> _PROBLEM REQUIREMENTS_:
From the listing below, return each line that includes "this".

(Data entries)
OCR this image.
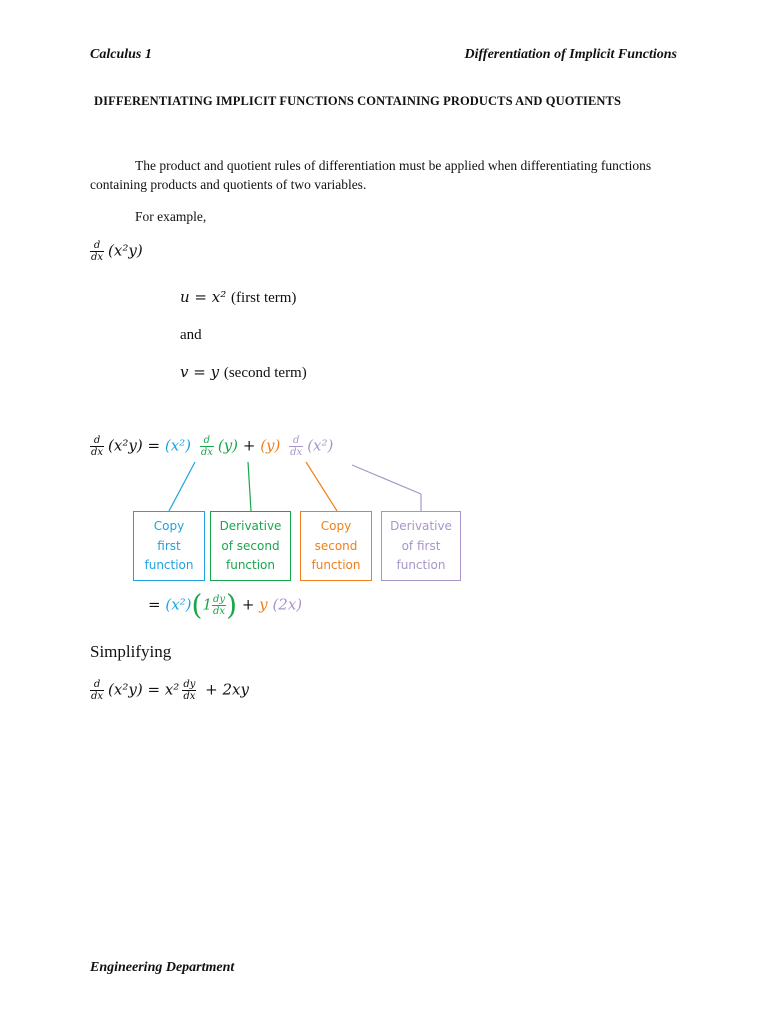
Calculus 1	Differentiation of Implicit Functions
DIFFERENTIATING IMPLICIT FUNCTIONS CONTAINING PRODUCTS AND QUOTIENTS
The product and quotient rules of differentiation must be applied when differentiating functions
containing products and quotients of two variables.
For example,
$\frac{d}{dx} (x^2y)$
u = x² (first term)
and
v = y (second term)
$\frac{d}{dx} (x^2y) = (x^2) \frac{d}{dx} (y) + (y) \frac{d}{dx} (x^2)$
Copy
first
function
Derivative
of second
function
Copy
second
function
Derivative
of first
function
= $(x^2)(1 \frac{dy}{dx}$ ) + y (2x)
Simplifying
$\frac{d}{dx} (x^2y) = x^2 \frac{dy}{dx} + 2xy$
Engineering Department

* * *

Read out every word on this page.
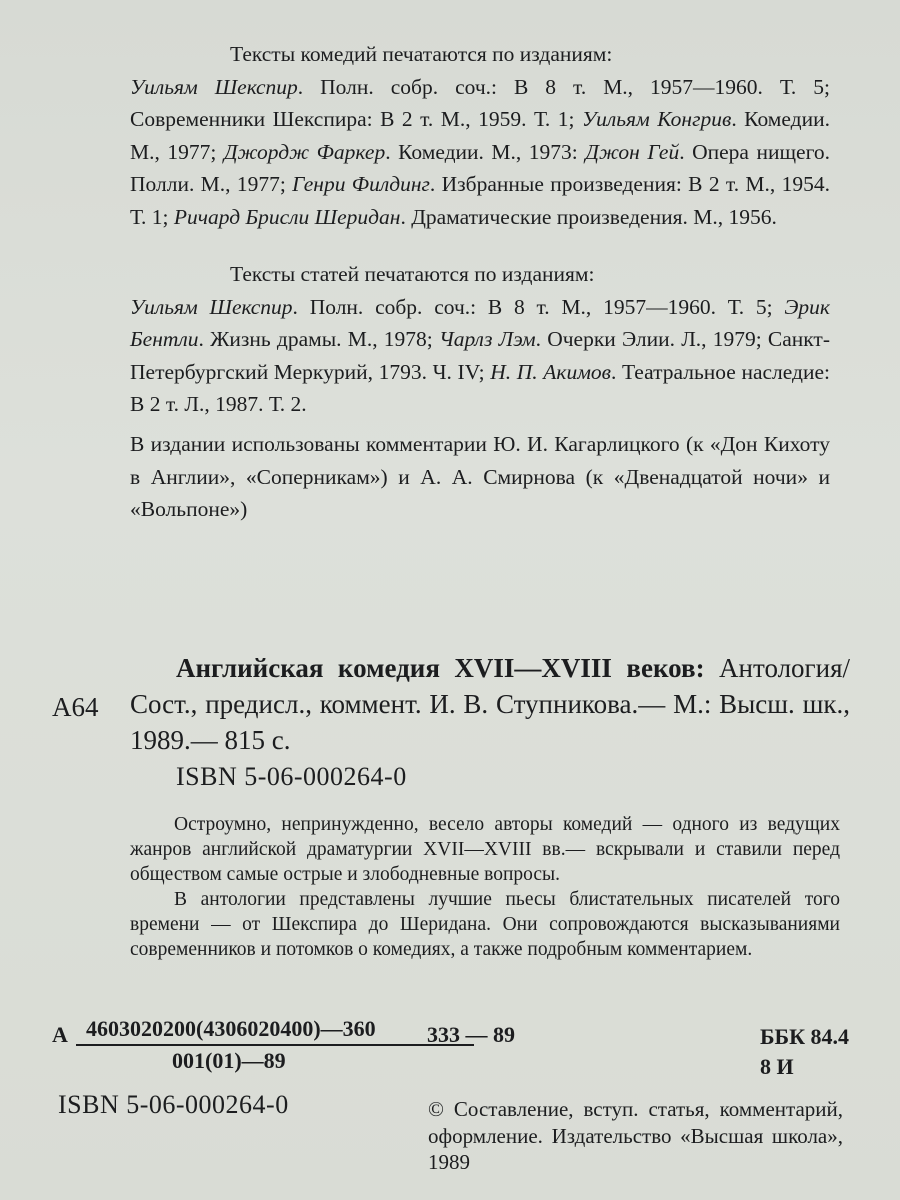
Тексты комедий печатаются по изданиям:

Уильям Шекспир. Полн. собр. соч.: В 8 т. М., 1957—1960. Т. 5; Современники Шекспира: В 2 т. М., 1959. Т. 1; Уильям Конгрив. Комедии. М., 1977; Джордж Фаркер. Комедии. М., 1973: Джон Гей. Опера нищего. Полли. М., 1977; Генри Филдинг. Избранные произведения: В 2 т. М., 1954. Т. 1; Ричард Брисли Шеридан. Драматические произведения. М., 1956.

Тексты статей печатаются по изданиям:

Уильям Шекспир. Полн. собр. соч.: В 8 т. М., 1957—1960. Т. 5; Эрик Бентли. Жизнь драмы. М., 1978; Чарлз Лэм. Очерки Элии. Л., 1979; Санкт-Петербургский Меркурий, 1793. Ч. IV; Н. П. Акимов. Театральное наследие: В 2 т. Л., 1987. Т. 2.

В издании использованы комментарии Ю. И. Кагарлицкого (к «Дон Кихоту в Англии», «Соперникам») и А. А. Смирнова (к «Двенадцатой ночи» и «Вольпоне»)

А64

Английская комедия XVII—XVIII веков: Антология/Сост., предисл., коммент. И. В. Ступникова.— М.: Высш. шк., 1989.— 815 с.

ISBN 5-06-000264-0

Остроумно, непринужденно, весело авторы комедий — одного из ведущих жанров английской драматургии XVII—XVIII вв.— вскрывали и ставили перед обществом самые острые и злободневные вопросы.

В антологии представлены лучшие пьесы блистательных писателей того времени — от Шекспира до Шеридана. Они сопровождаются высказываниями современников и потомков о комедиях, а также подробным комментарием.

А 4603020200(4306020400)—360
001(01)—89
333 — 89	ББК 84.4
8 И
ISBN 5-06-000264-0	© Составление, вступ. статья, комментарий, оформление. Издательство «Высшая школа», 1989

> _FINAL RESULT_:
OCR this image.
Read out every word on this page.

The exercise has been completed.